| WHAT YOU SHOULD DO |
Within the records below, find each line that holds the string "trimming", then copy it.

| DATA FOR THE TASK |
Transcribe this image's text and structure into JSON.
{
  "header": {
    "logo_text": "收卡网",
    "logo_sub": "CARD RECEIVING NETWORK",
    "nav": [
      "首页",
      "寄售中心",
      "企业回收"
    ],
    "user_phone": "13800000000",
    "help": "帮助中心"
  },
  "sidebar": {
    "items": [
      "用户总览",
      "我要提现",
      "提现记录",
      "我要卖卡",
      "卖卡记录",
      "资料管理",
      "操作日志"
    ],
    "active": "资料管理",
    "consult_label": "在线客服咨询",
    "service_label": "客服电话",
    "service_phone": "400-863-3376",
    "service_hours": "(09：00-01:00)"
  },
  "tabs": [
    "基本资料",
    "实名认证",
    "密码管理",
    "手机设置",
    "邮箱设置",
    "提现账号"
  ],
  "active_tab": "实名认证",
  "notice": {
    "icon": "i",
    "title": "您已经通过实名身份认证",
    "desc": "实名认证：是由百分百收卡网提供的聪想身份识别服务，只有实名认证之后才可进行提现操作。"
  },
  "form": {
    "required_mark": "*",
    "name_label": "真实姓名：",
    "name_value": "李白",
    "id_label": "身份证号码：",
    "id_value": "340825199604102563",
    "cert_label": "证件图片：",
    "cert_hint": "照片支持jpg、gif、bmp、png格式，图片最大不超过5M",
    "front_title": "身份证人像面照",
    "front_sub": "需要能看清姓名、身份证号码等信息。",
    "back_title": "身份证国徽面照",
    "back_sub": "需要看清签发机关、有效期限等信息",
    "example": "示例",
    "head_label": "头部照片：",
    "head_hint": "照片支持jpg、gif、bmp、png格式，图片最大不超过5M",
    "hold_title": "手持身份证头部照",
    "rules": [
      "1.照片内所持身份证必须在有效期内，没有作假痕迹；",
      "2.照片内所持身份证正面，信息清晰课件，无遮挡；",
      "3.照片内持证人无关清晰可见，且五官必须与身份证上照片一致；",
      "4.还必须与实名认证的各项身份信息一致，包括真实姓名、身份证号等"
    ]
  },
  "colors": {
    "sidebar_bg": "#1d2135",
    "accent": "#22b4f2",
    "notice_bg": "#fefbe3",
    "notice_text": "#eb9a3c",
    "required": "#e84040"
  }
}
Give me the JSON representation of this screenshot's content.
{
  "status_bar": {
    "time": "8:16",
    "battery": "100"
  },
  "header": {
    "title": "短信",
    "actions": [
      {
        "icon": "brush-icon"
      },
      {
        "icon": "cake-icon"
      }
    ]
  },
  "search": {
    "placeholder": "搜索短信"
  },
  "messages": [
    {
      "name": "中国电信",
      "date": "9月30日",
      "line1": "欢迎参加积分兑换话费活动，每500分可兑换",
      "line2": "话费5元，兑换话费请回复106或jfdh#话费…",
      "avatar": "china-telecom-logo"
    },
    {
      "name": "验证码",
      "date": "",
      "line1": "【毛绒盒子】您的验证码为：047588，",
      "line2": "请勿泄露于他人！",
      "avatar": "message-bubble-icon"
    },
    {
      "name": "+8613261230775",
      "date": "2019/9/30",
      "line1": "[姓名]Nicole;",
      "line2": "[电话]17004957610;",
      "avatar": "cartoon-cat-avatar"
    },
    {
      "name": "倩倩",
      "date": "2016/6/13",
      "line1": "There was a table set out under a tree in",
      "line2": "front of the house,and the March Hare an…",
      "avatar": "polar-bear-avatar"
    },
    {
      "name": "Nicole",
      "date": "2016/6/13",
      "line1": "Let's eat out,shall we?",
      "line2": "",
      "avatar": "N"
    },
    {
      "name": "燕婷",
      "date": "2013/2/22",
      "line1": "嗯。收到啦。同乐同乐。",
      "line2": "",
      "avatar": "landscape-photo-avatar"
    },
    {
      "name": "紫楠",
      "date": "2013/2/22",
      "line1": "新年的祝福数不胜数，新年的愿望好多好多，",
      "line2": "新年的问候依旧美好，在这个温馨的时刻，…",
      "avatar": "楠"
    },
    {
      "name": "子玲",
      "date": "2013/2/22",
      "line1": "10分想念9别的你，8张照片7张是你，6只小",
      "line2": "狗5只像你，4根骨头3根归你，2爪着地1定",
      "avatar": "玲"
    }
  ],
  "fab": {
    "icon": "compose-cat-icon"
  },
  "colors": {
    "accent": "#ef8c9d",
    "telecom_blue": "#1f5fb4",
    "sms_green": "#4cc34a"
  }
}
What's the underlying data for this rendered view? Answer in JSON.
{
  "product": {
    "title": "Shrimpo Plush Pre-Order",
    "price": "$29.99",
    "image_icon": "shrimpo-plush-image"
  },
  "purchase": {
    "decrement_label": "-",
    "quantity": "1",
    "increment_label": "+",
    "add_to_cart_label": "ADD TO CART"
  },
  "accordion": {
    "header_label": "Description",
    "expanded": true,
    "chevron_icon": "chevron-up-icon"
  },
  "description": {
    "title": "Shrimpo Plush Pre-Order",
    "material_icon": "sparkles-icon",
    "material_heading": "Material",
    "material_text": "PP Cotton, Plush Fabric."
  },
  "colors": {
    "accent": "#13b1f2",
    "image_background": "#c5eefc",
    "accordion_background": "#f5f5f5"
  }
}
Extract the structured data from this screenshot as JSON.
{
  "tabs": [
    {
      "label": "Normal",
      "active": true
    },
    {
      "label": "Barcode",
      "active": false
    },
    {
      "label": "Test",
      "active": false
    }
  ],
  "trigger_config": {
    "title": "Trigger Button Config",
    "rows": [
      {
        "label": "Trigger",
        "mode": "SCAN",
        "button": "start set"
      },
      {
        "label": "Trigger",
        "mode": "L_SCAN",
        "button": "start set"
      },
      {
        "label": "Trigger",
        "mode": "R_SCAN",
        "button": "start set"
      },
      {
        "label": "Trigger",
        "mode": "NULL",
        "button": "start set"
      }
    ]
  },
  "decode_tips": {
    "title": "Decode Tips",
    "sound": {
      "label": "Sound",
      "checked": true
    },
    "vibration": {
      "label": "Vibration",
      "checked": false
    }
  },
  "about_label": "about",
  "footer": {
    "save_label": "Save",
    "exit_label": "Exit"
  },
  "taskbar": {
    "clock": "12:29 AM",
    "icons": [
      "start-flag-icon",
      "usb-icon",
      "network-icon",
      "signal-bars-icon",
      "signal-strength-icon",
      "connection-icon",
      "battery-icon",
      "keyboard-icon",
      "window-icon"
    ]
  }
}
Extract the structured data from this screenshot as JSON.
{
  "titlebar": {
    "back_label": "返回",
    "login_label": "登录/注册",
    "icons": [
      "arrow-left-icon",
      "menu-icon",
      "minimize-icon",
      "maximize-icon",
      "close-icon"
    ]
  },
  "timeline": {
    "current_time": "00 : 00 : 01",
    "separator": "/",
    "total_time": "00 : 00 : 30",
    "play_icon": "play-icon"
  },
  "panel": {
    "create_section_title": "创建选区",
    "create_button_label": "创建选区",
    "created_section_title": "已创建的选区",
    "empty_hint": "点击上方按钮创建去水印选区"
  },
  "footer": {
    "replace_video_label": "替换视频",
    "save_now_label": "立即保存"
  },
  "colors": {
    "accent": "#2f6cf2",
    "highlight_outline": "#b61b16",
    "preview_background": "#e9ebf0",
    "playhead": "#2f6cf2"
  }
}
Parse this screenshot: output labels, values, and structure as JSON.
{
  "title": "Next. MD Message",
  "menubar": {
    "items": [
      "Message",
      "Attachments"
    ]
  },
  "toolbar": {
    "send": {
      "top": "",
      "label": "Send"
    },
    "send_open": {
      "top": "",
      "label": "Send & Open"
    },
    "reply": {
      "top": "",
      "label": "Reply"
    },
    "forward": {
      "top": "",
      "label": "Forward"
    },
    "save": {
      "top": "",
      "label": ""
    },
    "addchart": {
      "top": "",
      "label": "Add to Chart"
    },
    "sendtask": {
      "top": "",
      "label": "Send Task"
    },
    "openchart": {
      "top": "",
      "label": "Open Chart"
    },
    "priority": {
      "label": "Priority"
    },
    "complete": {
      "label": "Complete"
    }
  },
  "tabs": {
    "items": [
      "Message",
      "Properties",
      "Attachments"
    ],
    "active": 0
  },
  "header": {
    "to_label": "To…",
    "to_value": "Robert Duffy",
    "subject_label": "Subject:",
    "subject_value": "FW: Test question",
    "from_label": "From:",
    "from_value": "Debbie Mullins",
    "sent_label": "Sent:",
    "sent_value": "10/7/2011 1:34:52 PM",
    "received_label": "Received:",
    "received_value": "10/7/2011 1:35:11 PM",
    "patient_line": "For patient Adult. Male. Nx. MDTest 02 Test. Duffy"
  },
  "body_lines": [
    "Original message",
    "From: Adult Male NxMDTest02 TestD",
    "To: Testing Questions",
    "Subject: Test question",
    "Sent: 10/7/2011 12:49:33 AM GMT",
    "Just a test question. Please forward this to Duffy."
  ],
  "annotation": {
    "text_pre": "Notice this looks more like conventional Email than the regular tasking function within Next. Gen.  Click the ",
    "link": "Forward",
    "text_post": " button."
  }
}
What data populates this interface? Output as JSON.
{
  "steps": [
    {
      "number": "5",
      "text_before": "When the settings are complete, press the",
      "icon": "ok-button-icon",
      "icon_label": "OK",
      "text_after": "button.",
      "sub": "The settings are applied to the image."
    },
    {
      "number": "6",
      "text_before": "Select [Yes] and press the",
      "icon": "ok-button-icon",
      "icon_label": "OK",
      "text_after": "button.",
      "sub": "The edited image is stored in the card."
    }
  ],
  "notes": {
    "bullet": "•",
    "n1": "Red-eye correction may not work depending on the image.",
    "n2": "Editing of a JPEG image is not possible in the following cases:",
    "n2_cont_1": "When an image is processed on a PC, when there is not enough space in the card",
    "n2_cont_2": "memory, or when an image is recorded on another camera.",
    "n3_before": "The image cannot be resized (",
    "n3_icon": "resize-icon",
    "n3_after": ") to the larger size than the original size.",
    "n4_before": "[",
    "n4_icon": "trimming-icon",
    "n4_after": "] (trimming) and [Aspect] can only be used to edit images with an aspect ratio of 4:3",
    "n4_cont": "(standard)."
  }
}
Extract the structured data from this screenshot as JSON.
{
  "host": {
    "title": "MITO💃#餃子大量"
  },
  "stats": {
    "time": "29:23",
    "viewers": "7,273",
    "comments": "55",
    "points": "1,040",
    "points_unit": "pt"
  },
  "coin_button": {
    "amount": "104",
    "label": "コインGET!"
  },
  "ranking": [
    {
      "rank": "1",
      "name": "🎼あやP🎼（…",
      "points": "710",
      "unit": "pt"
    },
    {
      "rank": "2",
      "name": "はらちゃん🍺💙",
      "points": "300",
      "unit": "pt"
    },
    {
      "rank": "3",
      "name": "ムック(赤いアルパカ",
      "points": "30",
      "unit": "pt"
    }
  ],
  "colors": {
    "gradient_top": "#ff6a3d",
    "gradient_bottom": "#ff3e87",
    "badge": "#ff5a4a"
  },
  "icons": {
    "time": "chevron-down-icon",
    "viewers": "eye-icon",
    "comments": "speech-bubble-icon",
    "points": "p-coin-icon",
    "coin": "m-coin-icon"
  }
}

| THE COMPLETED TASK |
    "n4_icon": "trimming-icon",
    "n4_after": "] (trimming) and [Aspect] can only be used to edit images with an aspect ratio of 4:3",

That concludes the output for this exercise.